- [Brano citato]:

+---+

Non è che i buoni rapporti con i familiari e belle rete di amici e di conoscenti valgono di più del possesso dell’ultimo cellulare o televisore a schermo piatto o dell’ “automobilina” per i figli?
Se le risposte a queste domande sono positive (e nel mio caso lo sono), mi sembra che se ne debbano dedurne della conseguenze anche a livello strutturale politico.
Diventa non più essenziale reggere la concorrenza economica degli altri Paesi in quanto si potrebbe accettare una riqualificazione dello stile di vita in funzione di una revisione degli obiettivi, dei meccanismi finanziari di sostegno, e delle strutture economiche locali e nazionali.
C’ è ampio materiale, in sede di letteratura economica, su temi quali la decrescita, la felicità, lo sviluppo sostenibile che meriterebbe di essere riletto con altri occhi e, soprattutto, applicato con coerenza, nel caso che si decidesse di cambiare prospettiva generale sul tipo di sviluppo economico e di stile di vita desiderato.

+---+

- [Righe fornite]:
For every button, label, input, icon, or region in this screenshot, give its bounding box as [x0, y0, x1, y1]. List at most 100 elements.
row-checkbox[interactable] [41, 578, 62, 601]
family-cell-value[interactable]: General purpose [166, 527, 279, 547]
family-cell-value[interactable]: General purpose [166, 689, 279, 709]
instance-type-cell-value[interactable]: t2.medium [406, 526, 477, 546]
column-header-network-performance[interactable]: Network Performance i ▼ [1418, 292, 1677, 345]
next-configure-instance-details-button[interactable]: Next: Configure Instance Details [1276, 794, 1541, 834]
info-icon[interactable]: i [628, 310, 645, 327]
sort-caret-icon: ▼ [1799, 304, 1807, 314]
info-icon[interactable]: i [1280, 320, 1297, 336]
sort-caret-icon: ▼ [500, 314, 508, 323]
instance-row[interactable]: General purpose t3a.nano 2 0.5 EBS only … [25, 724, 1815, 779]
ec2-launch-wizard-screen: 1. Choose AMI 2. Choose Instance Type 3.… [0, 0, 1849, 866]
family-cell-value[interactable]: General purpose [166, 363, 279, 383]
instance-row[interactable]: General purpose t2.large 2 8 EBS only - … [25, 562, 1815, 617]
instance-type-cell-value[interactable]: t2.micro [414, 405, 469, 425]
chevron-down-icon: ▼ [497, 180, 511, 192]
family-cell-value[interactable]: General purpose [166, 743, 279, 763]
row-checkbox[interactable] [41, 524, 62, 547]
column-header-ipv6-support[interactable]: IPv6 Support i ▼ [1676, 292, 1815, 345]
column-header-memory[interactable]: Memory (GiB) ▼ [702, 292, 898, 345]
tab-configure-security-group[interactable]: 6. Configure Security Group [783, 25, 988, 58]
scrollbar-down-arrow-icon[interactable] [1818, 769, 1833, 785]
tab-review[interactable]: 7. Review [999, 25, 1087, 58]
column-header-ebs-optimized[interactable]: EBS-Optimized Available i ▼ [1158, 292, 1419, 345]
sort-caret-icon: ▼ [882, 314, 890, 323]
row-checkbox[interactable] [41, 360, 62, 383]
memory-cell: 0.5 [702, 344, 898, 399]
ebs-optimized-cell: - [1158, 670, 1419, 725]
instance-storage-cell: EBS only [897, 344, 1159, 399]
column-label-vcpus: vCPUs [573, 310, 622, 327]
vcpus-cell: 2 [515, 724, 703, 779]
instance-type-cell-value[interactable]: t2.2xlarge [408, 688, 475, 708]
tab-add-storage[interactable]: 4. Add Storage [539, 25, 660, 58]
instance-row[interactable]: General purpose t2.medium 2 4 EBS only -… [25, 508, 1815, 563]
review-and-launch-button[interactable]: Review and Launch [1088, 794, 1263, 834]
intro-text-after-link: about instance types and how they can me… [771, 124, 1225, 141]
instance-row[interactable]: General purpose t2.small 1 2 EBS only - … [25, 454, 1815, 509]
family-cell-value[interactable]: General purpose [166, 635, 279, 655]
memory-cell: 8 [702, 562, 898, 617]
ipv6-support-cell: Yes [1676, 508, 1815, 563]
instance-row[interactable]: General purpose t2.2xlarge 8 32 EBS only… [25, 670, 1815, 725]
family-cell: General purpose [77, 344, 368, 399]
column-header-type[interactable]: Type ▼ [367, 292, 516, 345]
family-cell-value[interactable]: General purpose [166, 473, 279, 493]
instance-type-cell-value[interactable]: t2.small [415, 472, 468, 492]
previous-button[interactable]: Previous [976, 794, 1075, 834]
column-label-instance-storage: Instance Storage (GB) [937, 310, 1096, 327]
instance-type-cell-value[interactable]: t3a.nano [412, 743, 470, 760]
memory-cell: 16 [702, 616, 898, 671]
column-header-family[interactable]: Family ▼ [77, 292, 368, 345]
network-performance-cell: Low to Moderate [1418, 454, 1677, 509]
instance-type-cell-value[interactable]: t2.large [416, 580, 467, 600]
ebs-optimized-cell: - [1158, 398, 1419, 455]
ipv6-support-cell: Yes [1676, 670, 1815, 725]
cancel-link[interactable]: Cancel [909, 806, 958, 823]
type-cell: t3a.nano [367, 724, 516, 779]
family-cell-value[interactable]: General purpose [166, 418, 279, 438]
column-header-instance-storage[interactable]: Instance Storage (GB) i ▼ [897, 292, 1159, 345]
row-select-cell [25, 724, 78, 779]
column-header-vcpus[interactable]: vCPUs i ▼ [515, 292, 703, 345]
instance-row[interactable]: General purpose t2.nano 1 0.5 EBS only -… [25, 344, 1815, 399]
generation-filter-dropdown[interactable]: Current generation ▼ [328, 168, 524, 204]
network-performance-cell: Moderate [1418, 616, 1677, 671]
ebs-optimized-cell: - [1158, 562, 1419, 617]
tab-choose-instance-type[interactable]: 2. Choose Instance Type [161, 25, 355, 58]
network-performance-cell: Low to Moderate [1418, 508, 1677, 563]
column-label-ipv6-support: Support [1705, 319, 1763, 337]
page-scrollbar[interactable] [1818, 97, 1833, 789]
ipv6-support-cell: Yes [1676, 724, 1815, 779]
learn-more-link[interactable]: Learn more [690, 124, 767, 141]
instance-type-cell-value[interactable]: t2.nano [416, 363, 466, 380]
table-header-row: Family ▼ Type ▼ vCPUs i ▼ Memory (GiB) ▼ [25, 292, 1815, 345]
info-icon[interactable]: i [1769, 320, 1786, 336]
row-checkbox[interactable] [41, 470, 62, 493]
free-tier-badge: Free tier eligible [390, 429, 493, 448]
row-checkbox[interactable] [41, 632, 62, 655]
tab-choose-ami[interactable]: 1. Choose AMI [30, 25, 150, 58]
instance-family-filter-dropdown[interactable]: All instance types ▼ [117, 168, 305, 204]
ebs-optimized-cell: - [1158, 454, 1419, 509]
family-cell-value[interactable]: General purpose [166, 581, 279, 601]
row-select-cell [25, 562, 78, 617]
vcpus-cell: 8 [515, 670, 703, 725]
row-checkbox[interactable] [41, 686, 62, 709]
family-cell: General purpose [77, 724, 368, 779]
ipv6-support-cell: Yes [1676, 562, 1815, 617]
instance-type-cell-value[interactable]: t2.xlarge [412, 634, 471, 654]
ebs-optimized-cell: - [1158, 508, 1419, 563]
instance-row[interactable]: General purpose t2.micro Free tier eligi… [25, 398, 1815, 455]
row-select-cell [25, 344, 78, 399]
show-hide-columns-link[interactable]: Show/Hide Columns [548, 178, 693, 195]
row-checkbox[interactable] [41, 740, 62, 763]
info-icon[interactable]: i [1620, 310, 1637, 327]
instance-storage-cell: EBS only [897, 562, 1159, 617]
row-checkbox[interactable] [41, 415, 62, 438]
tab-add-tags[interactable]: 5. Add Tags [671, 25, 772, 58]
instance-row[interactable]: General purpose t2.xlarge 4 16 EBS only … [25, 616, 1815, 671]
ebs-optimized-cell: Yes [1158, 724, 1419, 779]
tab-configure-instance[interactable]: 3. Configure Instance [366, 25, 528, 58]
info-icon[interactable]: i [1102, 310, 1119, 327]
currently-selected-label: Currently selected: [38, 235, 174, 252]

+---+

- [Applicazione della lettura]:
1) Risponda brevemente in base al brano.
(a) Con quali beni materiali vengono messi a confronto i buoni rapporti con familiari, amici e conoscenti?
(b) Che cosa, secondo il brano, diventa non più essenziale?
(c) Quali temi della letteratura economica vengono citati?
2) Trascriva parola per parola il passo del brano che comincia con "Diventa non più" e si arresta dopo "locali e nazionali.".
Le righe non hanno alcun ruolo in questo lavoro.

- [Soluzioni degli esercizi]:
1)
(a) L'ultimo cellulare, il televisore a schermo piatto e l'"automobilina" per i figli.
(b) Reggere la concorrenza economica degli altri Paesi.
(c) La decrescita, la felicità e lo sviluppo sostenibile.

2)
Diventa non più essenziale reggere la concorrenza economica degli altri Paesi in quanto si potrebbe accettare una riqualificazione dello stile di vita in funzione di una revisione degli obiettivi, dei meccanismi finanziari di sostegno, e delle strutture economiche locali e nazionali.